━━━ DATA LINES ━━━

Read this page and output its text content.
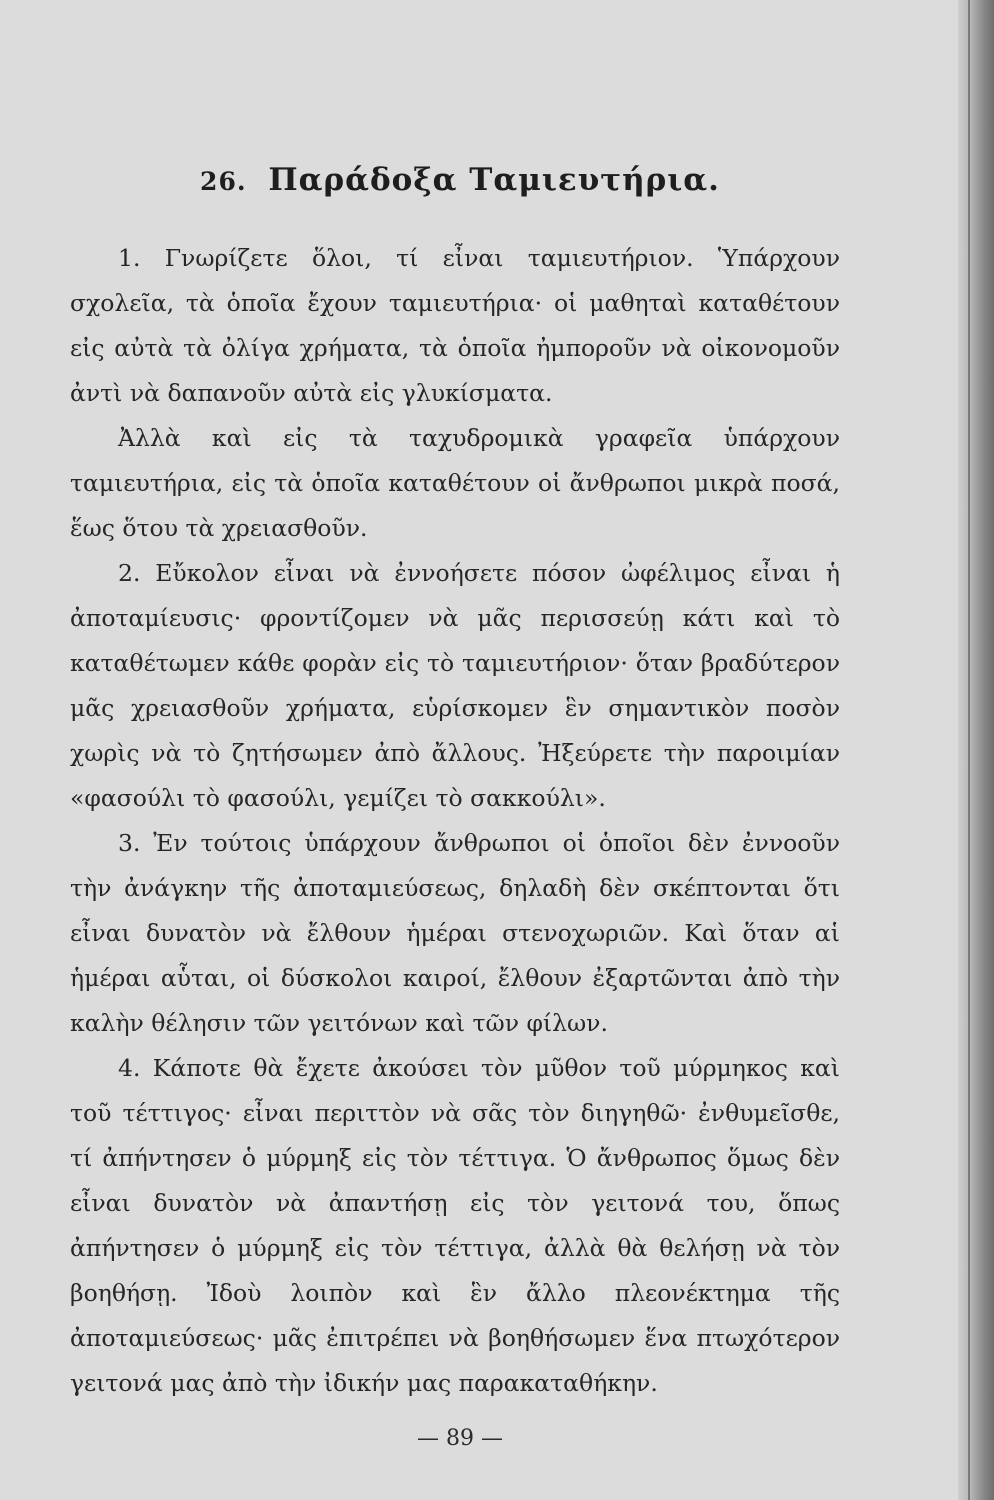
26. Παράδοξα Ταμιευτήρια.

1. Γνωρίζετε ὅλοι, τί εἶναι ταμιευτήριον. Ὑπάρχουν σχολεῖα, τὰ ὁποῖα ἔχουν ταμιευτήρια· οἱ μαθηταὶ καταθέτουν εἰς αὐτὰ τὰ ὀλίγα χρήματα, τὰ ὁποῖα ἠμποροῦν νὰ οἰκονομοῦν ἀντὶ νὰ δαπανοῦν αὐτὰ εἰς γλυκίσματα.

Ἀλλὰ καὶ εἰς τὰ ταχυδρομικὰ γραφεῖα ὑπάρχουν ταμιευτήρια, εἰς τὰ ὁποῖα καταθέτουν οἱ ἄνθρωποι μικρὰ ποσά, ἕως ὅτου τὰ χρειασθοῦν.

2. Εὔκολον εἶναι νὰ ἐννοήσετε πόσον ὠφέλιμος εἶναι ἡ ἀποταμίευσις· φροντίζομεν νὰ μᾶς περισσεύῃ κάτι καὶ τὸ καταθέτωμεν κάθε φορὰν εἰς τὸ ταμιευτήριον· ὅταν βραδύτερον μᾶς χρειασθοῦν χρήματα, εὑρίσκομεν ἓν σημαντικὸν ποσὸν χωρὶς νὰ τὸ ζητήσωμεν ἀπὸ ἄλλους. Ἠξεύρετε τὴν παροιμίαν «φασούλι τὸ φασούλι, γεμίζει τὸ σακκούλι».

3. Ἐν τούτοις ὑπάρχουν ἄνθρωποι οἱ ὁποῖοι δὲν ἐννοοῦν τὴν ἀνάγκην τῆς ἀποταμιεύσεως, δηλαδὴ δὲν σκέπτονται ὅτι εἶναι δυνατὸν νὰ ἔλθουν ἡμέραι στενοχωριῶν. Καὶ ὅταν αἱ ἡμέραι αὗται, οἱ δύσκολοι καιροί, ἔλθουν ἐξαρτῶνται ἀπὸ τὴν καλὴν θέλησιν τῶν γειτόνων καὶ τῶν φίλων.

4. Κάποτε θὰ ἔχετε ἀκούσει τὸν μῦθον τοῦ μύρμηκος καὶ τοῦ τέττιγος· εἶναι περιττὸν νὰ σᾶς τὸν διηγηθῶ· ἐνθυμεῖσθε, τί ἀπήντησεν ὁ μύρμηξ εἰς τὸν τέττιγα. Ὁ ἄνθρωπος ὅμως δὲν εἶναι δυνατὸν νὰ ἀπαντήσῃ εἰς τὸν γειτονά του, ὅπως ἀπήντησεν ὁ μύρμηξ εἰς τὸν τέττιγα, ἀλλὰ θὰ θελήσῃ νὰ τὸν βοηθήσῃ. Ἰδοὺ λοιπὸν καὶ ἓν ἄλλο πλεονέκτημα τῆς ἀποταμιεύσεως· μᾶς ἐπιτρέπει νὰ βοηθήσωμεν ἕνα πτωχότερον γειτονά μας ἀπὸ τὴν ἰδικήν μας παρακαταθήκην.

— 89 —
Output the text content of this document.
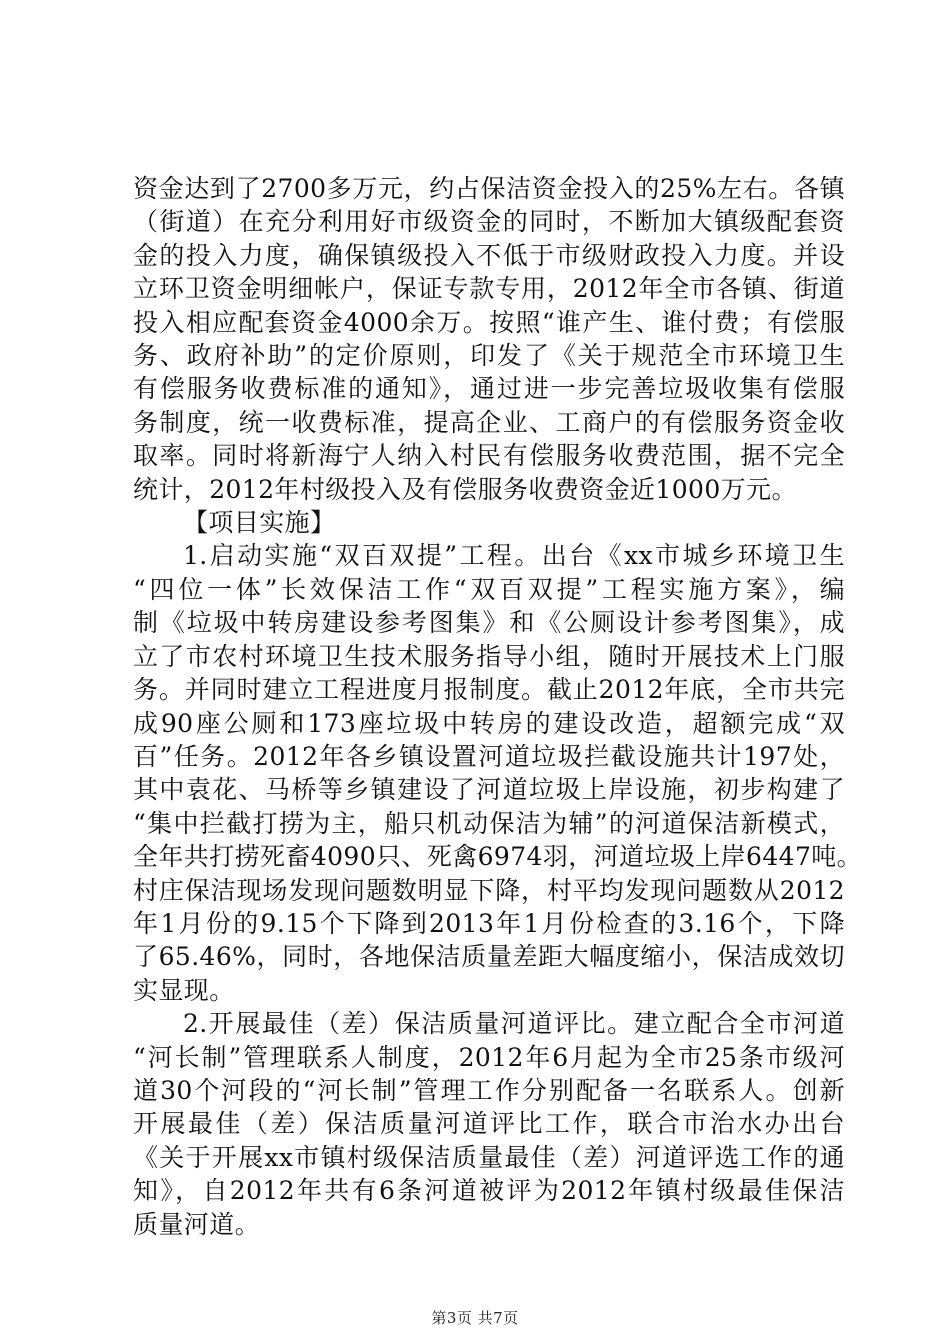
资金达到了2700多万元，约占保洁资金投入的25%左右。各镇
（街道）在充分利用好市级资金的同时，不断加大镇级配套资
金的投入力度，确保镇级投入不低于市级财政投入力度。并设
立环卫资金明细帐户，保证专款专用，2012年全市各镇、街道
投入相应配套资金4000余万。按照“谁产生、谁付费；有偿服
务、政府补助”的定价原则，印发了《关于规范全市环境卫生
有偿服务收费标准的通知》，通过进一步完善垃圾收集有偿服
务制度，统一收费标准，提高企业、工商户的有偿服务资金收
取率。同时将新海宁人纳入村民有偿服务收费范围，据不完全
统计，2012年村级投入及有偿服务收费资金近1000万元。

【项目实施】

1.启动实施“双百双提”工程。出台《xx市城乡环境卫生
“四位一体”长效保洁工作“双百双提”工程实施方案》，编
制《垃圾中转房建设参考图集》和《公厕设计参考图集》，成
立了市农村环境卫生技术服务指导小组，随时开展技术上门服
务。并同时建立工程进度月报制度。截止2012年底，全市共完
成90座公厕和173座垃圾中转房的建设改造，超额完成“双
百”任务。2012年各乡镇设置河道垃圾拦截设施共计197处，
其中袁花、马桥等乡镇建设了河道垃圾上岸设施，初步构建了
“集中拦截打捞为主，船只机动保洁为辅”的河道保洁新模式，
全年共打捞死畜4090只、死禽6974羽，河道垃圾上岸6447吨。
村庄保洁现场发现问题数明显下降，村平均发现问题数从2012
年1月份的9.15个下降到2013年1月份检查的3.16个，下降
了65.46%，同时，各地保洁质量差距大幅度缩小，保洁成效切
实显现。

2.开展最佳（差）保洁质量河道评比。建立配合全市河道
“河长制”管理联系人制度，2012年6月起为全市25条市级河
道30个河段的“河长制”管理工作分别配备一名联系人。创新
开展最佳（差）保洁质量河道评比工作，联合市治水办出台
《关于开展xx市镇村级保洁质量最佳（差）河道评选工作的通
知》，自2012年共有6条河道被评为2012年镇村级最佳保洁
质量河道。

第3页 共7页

━━━

(YOUR OBJECTIVE)
Everything from the line that contains "Output the text content of this document." to the final line of the data is to be duplicated exactly, both ends included, except the pictures.

(REPLY)
Output the text content of this document.
资金达到了2700多万元，约占保洁资金投入的25%左右。各镇
（街道）在充分利用好市级资金的同时，不断加大镇级配套资
金的投入力度，确保镇级投入不低于市级财政投入力度。并设
立环卫资金明细帐户，保证专款专用，2012年全市各镇、街道
投入相应配套资金4000余万。按照“谁产生、谁付费；有偿服
务、政府补助”的定价原则，印发了《关于规范全市环境卫生
有偿服务收费标准的通知》，通过进一步完善垃圾收集有偿服
务制度，统一收费标准，提高企业、工商户的有偿服务资金收
取率。同时将新海宁人纳入村民有偿服务收费范围，据不完全
统计，2012年村级投入及有偿服务收费资金近1000万元。

【项目实施】

1.启动实施“双百双提”工程。出台《xx市城乡环境卫生
“四位一体”长效保洁工作“双百双提”工程实施方案》，编
制《垃圾中转房建设参考图集》和《公厕设计参考图集》，成
立了市农村环境卫生技术服务指导小组，随时开展技术上门服
务。并同时建立工程进度月报制度。截止2012年底，全市共完
成90座公厕和173座垃圾中转房的建设改造，超额完成“双
百”任务。2012年各乡镇设置河道垃圾拦截设施共计197处，
其中袁花、马桥等乡镇建设了河道垃圾上岸设施，初步构建了
“集中拦截打捞为主，船只机动保洁为辅”的河道保洁新模式，
全年共打捞死畜4090只、死禽6974羽，河道垃圾上岸6447吨。
村庄保洁现场发现问题数明显下降，村平均发现问题数从2012
年1月份的9.15个下降到2013年1月份检查的3.16个，下降
了65.46%，同时，各地保洁质量差距大幅度缩小，保洁成效切
实显现。

2.开展最佳（差）保洁质量河道评比。建立配合全市河道
“河长制”管理联系人制度，2012年6月起为全市25条市级河
道30个河段的“河长制”管理工作分别配备一名联系人。创新
开展最佳（差）保洁质量河道评比工作，联合市治水办出台
《关于开展xx市镇村级保洁质量最佳（差）河道评选工作的通
知》，自2012年共有6条河道被评为2012年镇村级最佳保洁
质量河道。

第3页 共7页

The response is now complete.